╔══

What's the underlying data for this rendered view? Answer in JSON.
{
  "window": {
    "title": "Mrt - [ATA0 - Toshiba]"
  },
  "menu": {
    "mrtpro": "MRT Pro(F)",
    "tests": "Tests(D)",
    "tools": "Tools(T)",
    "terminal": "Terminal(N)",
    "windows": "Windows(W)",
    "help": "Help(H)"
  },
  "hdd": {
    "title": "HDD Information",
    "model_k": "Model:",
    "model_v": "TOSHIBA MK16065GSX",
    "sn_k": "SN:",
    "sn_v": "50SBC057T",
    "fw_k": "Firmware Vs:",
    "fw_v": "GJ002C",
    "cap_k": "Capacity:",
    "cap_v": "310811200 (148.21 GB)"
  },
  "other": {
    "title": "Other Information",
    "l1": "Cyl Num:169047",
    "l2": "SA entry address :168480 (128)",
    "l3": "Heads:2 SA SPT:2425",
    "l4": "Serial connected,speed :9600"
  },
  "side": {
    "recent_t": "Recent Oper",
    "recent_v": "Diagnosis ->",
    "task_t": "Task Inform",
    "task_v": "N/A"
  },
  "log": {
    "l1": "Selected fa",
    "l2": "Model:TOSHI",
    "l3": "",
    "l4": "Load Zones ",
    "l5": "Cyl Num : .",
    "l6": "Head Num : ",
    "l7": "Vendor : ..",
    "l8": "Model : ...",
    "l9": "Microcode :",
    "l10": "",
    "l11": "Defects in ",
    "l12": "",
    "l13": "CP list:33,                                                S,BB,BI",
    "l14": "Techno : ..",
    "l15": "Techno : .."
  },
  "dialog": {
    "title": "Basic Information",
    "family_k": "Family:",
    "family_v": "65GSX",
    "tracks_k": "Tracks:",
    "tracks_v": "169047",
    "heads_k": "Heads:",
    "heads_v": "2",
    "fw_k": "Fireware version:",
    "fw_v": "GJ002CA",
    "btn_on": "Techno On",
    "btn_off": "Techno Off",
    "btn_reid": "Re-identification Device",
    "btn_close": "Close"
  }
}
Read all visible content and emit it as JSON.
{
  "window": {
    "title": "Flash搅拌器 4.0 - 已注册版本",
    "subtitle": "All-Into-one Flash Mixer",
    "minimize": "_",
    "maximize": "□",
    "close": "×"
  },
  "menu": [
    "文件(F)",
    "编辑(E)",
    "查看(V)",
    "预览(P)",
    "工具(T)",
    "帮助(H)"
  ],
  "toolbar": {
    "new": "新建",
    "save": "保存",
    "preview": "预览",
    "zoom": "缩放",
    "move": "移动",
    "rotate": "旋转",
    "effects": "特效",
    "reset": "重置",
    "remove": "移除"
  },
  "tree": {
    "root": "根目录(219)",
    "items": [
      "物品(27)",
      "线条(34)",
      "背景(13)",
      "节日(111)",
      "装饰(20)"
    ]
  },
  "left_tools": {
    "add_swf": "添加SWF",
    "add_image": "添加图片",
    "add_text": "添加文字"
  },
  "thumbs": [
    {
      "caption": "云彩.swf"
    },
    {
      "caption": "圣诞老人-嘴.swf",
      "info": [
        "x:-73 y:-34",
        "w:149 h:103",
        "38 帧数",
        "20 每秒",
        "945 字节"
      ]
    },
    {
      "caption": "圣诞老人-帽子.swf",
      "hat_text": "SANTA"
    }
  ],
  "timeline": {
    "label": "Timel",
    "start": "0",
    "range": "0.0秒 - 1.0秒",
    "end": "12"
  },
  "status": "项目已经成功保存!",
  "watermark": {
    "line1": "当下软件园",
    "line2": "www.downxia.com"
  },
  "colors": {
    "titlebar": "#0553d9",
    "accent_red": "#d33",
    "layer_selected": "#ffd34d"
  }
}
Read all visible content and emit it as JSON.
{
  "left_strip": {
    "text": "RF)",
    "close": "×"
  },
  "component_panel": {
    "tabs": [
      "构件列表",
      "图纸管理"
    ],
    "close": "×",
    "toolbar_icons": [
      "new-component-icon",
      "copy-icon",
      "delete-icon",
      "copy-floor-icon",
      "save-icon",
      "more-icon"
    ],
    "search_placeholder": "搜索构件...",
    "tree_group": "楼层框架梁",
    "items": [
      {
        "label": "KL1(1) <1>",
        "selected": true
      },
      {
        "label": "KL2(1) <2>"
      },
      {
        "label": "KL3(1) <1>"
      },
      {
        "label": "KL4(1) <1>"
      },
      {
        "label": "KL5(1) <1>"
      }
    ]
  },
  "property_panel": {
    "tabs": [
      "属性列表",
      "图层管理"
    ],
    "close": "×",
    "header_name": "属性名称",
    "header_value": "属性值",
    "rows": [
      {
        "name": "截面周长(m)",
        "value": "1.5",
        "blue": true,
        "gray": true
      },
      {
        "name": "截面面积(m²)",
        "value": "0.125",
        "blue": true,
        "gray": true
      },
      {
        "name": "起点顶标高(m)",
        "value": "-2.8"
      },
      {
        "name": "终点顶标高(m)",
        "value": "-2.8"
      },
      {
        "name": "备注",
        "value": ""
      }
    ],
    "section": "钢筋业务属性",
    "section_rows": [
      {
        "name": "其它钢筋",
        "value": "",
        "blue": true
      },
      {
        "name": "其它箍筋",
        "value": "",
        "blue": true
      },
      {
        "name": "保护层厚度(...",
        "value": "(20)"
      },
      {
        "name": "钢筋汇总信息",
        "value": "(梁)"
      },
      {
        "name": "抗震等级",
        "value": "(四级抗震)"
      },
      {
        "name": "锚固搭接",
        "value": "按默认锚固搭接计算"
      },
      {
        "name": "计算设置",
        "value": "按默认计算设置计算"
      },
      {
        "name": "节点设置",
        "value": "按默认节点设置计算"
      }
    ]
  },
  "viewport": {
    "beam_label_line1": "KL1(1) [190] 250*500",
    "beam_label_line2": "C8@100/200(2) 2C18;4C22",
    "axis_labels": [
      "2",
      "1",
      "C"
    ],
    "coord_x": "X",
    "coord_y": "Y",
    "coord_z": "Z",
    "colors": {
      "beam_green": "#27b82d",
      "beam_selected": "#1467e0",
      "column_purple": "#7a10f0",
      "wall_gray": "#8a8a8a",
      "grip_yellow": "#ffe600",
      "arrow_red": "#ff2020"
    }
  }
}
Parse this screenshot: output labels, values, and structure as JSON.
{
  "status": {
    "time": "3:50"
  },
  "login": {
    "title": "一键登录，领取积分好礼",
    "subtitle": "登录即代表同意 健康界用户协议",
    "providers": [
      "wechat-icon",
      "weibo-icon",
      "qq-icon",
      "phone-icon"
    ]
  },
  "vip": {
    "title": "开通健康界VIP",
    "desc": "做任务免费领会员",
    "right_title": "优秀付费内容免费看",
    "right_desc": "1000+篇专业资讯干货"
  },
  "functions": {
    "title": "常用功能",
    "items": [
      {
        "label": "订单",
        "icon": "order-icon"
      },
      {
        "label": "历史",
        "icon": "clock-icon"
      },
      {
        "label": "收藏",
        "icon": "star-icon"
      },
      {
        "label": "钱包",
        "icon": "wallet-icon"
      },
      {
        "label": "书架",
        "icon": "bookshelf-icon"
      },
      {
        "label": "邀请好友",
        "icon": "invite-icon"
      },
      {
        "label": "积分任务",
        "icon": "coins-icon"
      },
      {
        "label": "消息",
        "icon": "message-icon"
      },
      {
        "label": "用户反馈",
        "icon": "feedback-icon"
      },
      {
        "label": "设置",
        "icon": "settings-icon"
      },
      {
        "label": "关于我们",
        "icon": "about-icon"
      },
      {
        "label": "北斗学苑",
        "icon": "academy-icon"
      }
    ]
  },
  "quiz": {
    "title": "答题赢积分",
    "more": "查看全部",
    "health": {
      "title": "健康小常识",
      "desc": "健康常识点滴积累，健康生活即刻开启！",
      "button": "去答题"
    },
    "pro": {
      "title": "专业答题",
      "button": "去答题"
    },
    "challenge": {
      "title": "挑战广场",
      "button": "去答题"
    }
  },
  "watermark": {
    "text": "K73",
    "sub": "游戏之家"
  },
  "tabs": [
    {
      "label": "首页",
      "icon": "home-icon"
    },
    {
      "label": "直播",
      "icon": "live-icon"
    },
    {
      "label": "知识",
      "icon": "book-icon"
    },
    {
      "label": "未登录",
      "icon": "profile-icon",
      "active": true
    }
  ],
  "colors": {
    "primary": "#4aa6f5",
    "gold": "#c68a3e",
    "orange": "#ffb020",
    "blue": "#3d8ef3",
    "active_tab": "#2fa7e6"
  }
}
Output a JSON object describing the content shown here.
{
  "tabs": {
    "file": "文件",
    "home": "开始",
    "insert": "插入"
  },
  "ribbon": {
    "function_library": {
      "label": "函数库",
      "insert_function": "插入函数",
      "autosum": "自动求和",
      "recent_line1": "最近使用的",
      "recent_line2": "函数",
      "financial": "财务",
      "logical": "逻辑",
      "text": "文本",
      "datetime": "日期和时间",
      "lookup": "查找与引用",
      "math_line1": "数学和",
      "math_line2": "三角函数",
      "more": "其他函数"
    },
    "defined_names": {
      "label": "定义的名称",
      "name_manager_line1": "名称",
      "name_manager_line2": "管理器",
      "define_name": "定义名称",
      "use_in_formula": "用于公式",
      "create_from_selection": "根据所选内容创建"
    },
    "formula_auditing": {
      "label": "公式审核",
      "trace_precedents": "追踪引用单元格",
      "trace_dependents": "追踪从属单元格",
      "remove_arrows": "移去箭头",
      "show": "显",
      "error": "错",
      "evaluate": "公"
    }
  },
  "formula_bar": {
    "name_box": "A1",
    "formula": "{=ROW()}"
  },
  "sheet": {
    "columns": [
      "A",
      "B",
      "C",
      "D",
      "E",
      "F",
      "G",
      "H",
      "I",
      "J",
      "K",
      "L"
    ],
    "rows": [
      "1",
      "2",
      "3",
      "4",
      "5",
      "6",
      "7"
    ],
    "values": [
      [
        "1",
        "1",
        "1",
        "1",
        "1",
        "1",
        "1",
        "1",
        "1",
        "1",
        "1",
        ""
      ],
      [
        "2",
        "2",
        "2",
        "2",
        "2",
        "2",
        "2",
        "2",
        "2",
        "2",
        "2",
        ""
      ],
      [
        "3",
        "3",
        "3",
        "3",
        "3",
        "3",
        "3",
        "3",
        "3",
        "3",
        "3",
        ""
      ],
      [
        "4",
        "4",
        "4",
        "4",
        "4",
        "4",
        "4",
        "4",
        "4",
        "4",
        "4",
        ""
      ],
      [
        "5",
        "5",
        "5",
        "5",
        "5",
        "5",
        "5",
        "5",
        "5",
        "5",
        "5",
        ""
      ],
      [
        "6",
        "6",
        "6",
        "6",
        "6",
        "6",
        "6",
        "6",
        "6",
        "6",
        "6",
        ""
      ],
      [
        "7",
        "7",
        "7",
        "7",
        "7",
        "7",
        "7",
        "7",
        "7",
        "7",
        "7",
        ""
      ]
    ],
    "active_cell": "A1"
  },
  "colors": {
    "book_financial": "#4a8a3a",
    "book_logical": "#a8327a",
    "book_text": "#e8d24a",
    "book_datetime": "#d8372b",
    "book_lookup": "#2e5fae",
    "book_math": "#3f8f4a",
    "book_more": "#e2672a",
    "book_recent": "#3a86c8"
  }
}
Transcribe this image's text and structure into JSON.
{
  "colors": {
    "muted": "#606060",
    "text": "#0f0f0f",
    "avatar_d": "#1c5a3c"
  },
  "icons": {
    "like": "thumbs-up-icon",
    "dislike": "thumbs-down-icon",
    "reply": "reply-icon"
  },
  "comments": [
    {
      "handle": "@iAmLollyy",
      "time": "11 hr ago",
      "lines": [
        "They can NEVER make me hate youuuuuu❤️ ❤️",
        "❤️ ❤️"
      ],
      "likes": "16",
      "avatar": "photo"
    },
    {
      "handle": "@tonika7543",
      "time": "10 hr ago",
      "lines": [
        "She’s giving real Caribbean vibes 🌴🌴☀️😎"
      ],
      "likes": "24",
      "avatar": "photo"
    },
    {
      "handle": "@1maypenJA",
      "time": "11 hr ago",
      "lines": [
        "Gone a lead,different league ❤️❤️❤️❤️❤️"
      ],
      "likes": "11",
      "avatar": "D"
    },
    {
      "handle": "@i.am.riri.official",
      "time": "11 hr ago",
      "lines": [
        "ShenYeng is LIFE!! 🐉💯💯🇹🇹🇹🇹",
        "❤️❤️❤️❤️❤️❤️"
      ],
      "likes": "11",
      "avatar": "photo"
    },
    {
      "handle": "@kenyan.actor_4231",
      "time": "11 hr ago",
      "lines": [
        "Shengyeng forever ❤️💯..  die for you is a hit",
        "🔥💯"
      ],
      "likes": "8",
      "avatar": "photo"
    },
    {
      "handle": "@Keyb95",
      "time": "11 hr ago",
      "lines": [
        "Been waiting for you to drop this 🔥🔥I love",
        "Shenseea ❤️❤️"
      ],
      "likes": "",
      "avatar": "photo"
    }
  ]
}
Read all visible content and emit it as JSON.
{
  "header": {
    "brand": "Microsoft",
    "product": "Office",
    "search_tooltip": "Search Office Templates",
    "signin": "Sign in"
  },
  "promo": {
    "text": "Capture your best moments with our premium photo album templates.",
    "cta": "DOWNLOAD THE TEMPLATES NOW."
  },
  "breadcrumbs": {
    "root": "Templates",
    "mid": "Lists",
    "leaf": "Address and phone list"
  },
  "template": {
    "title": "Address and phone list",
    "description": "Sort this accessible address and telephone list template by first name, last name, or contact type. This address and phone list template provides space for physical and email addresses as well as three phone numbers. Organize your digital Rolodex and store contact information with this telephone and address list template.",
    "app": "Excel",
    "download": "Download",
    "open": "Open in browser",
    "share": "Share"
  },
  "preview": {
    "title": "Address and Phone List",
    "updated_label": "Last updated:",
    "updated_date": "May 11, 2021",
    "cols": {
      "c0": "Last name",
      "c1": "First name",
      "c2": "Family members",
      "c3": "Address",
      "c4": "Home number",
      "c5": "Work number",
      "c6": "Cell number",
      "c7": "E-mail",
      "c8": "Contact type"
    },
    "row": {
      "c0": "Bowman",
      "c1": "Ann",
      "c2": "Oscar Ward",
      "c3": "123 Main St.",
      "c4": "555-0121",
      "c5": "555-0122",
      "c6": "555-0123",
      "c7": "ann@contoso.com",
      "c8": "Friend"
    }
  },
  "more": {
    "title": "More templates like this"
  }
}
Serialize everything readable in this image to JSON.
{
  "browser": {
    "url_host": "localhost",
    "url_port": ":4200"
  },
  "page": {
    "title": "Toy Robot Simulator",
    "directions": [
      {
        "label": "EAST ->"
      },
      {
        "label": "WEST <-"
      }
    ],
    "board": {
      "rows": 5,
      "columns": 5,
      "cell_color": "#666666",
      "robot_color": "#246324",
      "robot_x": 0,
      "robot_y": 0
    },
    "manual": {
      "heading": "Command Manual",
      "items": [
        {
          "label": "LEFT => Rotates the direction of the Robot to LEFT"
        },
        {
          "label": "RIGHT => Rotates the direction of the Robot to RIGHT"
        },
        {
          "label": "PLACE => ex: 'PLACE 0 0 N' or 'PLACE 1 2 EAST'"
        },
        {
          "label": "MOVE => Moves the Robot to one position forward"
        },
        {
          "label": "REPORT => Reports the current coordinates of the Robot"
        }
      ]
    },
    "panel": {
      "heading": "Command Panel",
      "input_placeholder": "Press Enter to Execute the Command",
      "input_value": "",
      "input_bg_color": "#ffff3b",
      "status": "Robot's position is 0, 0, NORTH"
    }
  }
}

╚══

Task details:
Filter the records above and return every line that holds the word "values".

Correct output:
Parse this screenshot: output labels, values, and structure as JSON.
    "values": [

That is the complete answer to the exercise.